Job -
Extract every line of the material below and reproduce each one verbatim, without changing anything.

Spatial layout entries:
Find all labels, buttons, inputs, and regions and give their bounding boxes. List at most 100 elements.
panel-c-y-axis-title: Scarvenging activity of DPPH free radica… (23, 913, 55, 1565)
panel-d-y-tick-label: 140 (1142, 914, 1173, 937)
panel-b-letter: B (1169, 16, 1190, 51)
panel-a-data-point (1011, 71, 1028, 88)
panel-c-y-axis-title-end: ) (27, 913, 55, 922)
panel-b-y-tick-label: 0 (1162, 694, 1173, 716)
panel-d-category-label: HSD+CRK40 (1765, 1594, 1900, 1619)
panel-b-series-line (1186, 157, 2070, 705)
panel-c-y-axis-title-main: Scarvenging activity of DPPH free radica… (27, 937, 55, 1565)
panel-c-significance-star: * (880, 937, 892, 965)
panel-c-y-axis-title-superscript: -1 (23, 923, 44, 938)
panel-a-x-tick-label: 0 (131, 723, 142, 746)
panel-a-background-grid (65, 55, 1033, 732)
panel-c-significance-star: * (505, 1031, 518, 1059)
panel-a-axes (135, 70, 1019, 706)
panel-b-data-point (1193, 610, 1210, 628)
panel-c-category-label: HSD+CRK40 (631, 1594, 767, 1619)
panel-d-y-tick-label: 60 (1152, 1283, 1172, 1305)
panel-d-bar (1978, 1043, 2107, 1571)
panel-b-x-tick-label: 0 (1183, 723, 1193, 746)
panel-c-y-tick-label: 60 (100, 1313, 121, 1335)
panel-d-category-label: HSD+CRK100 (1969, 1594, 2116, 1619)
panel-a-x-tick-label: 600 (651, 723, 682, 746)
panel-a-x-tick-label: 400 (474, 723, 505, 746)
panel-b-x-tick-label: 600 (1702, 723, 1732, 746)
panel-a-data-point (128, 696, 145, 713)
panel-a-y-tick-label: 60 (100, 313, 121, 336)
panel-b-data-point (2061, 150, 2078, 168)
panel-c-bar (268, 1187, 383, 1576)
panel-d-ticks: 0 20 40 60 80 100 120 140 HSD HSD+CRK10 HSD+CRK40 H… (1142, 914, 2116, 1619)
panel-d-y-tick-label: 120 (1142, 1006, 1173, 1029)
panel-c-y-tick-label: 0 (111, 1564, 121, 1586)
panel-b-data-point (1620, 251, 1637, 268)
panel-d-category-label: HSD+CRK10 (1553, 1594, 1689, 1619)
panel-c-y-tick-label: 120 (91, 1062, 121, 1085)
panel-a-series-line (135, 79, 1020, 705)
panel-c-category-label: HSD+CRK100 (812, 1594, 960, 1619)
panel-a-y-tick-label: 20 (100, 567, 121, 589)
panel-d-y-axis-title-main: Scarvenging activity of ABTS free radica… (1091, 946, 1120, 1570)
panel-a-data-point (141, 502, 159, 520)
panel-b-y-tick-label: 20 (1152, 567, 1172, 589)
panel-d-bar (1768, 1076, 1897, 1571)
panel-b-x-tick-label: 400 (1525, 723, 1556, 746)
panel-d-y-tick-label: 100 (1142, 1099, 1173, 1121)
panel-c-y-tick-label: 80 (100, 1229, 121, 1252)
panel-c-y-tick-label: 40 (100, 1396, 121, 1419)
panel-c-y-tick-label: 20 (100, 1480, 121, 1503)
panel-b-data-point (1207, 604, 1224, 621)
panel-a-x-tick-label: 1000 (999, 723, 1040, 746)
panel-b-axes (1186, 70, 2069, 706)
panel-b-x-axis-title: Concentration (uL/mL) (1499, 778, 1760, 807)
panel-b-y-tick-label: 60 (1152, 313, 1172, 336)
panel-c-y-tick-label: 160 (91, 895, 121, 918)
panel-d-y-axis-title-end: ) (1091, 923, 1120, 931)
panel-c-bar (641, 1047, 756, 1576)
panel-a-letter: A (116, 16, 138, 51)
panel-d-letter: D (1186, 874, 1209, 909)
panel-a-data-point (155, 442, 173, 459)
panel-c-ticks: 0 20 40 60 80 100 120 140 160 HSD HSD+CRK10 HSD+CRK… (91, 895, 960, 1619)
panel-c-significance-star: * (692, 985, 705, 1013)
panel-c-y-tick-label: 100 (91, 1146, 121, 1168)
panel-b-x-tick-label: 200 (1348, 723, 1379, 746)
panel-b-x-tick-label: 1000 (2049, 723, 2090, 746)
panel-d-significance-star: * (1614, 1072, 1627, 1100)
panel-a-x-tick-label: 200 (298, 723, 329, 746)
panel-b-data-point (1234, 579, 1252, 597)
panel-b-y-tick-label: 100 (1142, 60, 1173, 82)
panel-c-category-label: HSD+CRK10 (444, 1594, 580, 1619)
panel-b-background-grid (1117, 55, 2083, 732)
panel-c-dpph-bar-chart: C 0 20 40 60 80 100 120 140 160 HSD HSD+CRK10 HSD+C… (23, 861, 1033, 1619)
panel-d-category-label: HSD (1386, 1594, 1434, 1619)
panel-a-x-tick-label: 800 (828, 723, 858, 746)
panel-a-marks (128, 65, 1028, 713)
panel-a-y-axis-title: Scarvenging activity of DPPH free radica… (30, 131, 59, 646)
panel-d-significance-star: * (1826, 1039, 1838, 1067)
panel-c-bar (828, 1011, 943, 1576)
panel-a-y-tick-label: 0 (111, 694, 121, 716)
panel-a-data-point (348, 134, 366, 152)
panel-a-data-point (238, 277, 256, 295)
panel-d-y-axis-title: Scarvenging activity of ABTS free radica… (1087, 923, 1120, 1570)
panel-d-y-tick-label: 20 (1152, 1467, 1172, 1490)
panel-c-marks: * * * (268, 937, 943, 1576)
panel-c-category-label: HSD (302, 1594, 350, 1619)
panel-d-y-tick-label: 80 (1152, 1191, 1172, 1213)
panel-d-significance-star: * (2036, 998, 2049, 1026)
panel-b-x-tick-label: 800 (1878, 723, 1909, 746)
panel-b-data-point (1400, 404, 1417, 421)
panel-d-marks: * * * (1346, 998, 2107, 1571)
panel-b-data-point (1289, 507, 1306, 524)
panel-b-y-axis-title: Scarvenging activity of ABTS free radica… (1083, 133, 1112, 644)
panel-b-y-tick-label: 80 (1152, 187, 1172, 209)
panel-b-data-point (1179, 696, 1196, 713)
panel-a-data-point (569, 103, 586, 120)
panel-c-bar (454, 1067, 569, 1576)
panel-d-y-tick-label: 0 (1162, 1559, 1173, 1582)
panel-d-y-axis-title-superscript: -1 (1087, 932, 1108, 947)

Task solution -
Find all labels, buttons, inputs, and regions and give their bounding boxes. List at most 100 elements.
panel-c-y-axis-title: Scarvenging activity of DPPH free radica… (23, 913, 55, 1565)
panel-d-y-tick-label: 140 (1142, 914, 1173, 937)
panel-b-letter: B (1169, 16, 1190, 51)
panel-a-data-point (1011, 71, 1028, 88)
panel-c-y-axis-title-end: ) (27, 913, 55, 922)
panel-b-y-tick-label: 0 (1162, 694, 1173, 716)
panel-d-category-label: HSD+CRK40 (1765, 1594, 1900, 1619)
panel-b-series-line (1186, 157, 2070, 705)
panel-c-y-axis-title-main: Scarvenging activity of DPPH free radica… (27, 937, 55, 1565)
panel-c-significance-star: * (880, 937, 892, 965)
panel-c-y-axis-title-superscript: -1 (23, 923, 44, 938)
panel-a-x-tick-label: 0 (131, 723, 142, 746)
panel-a-background-grid (65, 55, 1033, 732)
panel-c-significance-star: * (505, 1031, 518, 1059)
panel-a-axes (135, 70, 1019, 706)
panel-b-data-point (1193, 610, 1210, 628)
panel-c-category-label: HSD+CRK40 (631, 1594, 767, 1619)
panel-d-y-tick-label: 60 (1152, 1283, 1172, 1305)
panel-d-bar (1978, 1043, 2107, 1571)
panel-b-x-tick-label: 0 (1183, 723, 1193, 746)
panel-c-y-tick-label: 60 (100, 1313, 121, 1335)
panel-d-category-label: HSD+CRK100 (1969, 1594, 2116, 1619)
panel-a-x-tick-label: 600 (651, 723, 682, 746)
panel-a-x-tick-label: 400 (474, 723, 505, 746)
panel-b-x-tick-label: 600 (1702, 723, 1732, 746)
panel-a-data-point (128, 696, 145, 713)
panel-a-y-tick-label: 60 (100, 313, 121, 336)
panel-b-data-point (2061, 150, 2078, 168)
panel-c-bar (268, 1187, 383, 1576)
panel-d-ticks: 0 20 40 60 80 100 120 140 HSD HSD+CRK10 HSD+CRK40 H… (1142, 914, 2116, 1619)
panel-d-y-tick-label: 120 (1142, 1006, 1173, 1029)
panel-c-y-tick-label: 0 (111, 1564, 121, 1586)
panel-b-data-point (1620, 251, 1637, 268)
panel-d-category-label: HSD+CRK10 (1553, 1594, 1689, 1619)
panel-c-y-tick-label: 120 (91, 1062, 121, 1085)
panel-a-series-line (135, 79, 1020, 705)
panel-c-category-label: HSD+CRK100 (812, 1594, 960, 1619)
panel-a-y-tick-label: 20 (100, 567, 121, 589)
panel-d-y-axis-title-main: Scarvenging activity of ABTS free radica… (1091, 946, 1120, 1570)
panel-a-data-point (141, 502, 159, 520)
panel-b-y-tick-label: 20 (1152, 567, 1172, 589)
panel-d-bar (1768, 1076, 1897, 1571)
panel-b-x-tick-label: 400 (1525, 723, 1556, 746)
panel-d-y-tick-label: 100 (1142, 1099, 1173, 1121)
panel-c-y-tick-label: 80 (100, 1229, 121, 1252)
panel-c-y-tick-label: 40 (100, 1396, 121, 1419)
panel-c-y-tick-label: 20 (100, 1480, 121, 1503)
panel-b-data-point (1207, 604, 1224, 621)
panel-a-x-tick-label: 1000 (999, 723, 1040, 746)
panel-b-axes (1186, 70, 2069, 706)
panel-b-x-axis-title: Concentration (uL/mL) (1499, 778, 1760, 807)
panel-b-y-tick-label: 60 (1152, 313, 1172, 336)
panel-c-y-tick-label: 160 (91, 895, 121, 918)
panel-d-y-axis-title-end: ) (1091, 923, 1120, 931)
panel-c-bar (641, 1047, 756, 1576)
panel-a-letter: A (116, 16, 138, 51)
panel-d-letter: D (1186, 874, 1209, 909)
panel-a-data-point (155, 442, 173, 459)
panel-c-ticks: 0 20 40 60 80 100 120 140 160 HSD HSD+CRK10 HSD+CRK… (91, 895, 960, 1619)
panel-c-significance-star: * (692, 985, 705, 1013)
panel-c-y-tick-label: 100 (91, 1146, 121, 1168)
panel-b-x-tick-label: 200 (1348, 723, 1379, 746)
panel-b-x-tick-label: 1000 (2049, 723, 2090, 746)
panel-d-significance-star: * (1614, 1072, 1627, 1100)
panel-a-x-tick-label: 200 (298, 723, 329, 746)
panel-b-data-point (1234, 579, 1252, 597)
panel-b-y-tick-label: 100 (1142, 60, 1173, 82)
panel-c-category-label: HSD+CRK10 (444, 1594, 580, 1619)
panel-b-background-grid (1117, 55, 2083, 732)
panel-c-dpph-bar-chart: C 0 20 40 60 80 100 120 140 160 HSD HSD+CRK10 HSD+C… (23, 861, 1033, 1619)
panel-d-category-label: HSD (1386, 1594, 1434, 1619)
panel-a-x-tick-label: 800 (828, 723, 858, 746)
panel-a-marks (128, 65, 1028, 713)
panel-a-y-axis-title: Scarvenging activity of DPPH free radica… (30, 131, 59, 646)
panel-d-significance-star: * (1826, 1039, 1838, 1067)
panel-c-bar (828, 1011, 943, 1576)
panel-a-y-tick-label: 0 (111, 694, 121, 716)
panel-a-data-point (348, 134, 366, 152)
panel-a-data-point (238, 277, 256, 295)
panel-d-y-axis-title: Scarvenging activity of ABTS free radica… (1087, 923, 1120, 1570)
panel-d-y-tick-label: 20 (1152, 1467, 1172, 1490)
panel-c-marks: * * * (268, 937, 943, 1576)
panel-c-category-label: HSD (302, 1594, 350, 1619)
panel-d-y-tick-label: 80 (1152, 1191, 1172, 1213)
panel-d-significance-star: * (2036, 998, 2049, 1026)
panel-b-x-tick-label: 800 (1878, 723, 1909, 746)
panel-b-data-point (1400, 404, 1417, 421)
panel-d-marks: * * * (1346, 998, 2107, 1571)
panel-b-data-point (1289, 507, 1306, 524)
panel-b-y-axis-title: Scarvenging activity of ABTS free radica… (1083, 133, 1112, 644)
panel-b-y-tick-label: 80 (1152, 187, 1172, 209)
panel-b-data-point (1179, 696, 1196, 713)
panel-a-data-point (569, 103, 586, 120)
panel-c-bar (454, 1067, 569, 1576)
panel-d-y-tick-label: 0 (1162, 1559, 1173, 1582)
panel-d-y-axis-title-superscript: -1 (1087, 932, 1108, 947)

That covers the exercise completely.